- Entries with figure data:
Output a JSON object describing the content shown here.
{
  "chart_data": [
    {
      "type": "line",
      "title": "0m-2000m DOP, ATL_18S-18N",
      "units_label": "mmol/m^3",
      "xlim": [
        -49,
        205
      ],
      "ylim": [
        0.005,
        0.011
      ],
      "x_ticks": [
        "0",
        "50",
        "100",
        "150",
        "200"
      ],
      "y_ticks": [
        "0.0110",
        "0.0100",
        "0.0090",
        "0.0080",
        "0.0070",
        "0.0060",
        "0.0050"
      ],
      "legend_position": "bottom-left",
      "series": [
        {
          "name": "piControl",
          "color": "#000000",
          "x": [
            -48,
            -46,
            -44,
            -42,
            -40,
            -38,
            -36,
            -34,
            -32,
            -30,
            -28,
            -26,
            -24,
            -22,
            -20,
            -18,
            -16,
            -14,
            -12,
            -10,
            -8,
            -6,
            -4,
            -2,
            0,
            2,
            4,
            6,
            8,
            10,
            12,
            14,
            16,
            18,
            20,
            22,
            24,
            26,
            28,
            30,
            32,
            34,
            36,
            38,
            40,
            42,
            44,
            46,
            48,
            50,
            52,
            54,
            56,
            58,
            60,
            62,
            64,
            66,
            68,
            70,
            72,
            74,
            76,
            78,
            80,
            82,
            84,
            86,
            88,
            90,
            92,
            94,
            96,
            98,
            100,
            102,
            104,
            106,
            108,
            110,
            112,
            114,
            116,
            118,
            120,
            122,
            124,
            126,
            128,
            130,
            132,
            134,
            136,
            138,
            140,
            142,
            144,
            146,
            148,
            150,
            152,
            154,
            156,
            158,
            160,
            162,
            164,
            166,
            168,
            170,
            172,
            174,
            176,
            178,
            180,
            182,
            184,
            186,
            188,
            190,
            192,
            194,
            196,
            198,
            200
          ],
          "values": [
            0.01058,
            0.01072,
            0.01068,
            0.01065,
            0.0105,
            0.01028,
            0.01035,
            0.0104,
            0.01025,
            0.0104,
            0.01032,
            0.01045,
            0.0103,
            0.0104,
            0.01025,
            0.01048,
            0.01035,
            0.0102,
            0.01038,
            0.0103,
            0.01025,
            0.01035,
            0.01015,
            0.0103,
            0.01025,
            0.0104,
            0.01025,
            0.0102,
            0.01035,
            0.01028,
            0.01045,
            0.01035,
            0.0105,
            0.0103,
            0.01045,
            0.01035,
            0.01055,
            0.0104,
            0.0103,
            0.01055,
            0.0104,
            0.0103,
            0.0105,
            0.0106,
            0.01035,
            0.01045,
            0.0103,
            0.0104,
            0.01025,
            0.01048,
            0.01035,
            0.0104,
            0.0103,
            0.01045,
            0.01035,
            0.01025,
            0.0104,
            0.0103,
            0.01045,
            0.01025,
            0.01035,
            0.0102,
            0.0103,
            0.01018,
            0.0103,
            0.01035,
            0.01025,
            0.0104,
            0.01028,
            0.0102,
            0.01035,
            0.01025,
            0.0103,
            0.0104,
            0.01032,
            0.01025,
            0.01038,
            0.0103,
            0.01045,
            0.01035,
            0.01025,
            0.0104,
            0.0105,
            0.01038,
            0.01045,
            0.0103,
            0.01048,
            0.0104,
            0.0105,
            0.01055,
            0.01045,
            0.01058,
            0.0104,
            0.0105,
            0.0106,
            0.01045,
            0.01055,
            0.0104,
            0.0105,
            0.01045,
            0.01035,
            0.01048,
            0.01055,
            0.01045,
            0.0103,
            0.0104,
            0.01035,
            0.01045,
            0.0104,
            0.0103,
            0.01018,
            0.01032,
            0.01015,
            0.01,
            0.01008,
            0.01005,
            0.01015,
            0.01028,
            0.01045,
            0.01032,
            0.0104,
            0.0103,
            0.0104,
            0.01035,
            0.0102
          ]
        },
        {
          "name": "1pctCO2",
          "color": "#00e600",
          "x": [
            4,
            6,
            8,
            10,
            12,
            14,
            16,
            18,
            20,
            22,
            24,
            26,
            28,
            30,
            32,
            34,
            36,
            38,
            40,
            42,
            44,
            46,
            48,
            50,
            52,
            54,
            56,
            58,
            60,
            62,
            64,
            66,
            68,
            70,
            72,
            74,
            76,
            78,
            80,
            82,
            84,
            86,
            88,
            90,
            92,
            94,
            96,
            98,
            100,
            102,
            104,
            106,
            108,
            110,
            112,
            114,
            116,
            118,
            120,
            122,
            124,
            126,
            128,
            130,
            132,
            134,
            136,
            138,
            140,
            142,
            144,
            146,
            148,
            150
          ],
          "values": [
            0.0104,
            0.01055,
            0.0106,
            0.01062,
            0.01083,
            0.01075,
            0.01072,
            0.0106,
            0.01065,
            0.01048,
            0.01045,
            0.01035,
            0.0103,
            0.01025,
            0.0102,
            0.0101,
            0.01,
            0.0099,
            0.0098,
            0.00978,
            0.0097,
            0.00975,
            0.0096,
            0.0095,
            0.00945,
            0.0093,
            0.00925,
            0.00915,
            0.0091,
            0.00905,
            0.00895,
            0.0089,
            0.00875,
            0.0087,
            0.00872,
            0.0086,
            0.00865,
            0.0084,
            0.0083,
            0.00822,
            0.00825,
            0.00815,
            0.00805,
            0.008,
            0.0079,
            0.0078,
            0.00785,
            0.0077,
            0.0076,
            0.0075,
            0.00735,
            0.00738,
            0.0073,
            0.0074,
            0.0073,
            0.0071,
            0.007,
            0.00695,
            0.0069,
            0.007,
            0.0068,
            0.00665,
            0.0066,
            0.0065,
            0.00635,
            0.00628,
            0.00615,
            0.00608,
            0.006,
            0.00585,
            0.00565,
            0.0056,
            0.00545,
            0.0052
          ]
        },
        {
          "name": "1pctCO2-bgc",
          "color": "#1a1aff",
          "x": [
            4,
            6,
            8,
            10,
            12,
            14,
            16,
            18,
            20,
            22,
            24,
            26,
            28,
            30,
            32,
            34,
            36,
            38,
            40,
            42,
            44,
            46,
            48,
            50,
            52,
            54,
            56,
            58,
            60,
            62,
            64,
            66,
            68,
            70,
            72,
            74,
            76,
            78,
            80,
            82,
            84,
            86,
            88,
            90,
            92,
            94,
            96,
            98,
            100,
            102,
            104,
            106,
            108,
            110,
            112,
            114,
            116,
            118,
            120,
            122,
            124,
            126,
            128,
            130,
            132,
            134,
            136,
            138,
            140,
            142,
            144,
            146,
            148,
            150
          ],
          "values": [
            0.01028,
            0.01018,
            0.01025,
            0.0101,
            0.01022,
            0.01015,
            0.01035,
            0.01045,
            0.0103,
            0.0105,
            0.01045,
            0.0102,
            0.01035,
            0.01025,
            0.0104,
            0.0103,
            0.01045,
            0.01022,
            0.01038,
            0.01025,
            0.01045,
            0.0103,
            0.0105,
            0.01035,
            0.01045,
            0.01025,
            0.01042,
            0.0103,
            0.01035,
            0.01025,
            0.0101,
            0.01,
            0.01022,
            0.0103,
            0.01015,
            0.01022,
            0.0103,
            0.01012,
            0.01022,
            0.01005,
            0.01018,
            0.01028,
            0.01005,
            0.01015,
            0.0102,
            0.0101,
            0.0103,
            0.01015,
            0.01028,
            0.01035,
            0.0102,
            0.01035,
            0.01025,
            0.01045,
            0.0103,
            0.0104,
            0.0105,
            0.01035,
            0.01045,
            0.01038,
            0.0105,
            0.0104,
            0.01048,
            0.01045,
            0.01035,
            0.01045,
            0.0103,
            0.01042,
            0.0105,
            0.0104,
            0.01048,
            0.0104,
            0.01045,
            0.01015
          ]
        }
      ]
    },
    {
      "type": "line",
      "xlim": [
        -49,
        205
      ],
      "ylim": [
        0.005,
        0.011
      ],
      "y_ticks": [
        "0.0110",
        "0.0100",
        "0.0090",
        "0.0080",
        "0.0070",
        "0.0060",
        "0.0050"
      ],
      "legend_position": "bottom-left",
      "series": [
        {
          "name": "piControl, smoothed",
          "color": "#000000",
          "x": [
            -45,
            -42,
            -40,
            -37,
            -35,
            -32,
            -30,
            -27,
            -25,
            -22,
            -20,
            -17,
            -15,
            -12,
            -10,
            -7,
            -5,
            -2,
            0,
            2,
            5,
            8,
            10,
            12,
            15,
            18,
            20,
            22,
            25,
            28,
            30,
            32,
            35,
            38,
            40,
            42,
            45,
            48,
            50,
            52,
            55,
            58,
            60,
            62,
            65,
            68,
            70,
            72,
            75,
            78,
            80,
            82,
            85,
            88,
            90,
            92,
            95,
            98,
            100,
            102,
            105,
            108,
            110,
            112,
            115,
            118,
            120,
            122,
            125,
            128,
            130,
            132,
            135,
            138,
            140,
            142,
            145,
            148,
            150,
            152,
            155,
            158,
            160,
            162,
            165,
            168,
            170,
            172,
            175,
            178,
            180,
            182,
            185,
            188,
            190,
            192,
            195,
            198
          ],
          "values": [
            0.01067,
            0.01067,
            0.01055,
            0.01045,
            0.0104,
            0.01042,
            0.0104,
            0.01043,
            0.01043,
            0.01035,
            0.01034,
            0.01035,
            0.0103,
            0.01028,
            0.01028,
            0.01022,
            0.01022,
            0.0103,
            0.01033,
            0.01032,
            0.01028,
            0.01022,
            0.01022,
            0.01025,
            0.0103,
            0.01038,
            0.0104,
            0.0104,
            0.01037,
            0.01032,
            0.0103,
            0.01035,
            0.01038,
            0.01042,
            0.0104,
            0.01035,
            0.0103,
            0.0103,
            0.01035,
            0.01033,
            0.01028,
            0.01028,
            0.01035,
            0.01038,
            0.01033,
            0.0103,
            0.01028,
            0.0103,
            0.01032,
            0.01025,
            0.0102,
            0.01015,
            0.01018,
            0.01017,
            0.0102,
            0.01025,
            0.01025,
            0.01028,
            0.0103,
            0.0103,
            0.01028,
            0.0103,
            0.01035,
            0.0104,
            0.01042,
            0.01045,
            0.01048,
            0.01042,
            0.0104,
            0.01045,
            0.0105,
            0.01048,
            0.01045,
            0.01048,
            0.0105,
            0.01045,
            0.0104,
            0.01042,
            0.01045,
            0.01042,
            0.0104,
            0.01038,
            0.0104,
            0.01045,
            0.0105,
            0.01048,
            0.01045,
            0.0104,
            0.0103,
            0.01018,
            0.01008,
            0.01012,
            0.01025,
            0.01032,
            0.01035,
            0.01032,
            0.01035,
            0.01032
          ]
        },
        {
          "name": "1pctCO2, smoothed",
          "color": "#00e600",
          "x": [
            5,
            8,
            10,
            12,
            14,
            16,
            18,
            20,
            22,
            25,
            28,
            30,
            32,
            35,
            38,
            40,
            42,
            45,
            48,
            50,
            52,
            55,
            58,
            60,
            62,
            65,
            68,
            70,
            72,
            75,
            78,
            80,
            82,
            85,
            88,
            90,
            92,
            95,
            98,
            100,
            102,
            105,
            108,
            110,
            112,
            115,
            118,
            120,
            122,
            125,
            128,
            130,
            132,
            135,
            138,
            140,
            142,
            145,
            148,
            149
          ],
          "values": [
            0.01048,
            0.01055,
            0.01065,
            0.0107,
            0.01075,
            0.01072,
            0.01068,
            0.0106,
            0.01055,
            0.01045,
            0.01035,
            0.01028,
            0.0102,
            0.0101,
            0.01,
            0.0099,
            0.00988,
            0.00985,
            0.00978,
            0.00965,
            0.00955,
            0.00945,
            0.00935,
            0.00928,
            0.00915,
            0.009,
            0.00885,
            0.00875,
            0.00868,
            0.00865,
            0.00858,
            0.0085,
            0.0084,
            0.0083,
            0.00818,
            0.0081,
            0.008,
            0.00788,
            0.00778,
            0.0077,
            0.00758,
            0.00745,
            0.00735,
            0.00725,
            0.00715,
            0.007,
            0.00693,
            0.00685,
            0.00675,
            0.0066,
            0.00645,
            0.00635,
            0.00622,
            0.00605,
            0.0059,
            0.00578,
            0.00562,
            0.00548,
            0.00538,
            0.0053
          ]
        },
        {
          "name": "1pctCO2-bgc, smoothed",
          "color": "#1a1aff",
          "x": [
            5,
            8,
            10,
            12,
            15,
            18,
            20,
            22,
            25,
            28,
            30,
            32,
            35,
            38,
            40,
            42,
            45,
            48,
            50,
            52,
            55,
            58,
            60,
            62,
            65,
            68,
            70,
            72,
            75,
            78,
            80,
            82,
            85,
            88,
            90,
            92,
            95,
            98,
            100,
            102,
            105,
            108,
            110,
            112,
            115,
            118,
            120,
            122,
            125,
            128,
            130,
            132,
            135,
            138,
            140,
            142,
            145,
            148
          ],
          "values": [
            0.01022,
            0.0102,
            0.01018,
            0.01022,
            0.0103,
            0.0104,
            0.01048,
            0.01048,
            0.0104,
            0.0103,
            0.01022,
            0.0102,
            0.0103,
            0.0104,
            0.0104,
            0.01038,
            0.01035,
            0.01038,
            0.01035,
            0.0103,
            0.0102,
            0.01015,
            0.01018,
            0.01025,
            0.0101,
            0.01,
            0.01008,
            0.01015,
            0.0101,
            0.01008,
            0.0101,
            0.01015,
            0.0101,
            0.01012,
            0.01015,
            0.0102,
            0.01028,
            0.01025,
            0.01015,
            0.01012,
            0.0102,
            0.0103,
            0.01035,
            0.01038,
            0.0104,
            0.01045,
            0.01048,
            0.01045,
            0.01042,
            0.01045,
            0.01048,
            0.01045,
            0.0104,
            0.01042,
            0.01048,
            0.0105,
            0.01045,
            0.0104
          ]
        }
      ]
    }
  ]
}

- Problem: Copy out every line from the material above in which the word "smoothed" appears.

- The response:
          "name": "piControl, smoothed",
          "name": "1pctCO2, smoothed",
          "name": "1pctCO2-bgc, smoothed",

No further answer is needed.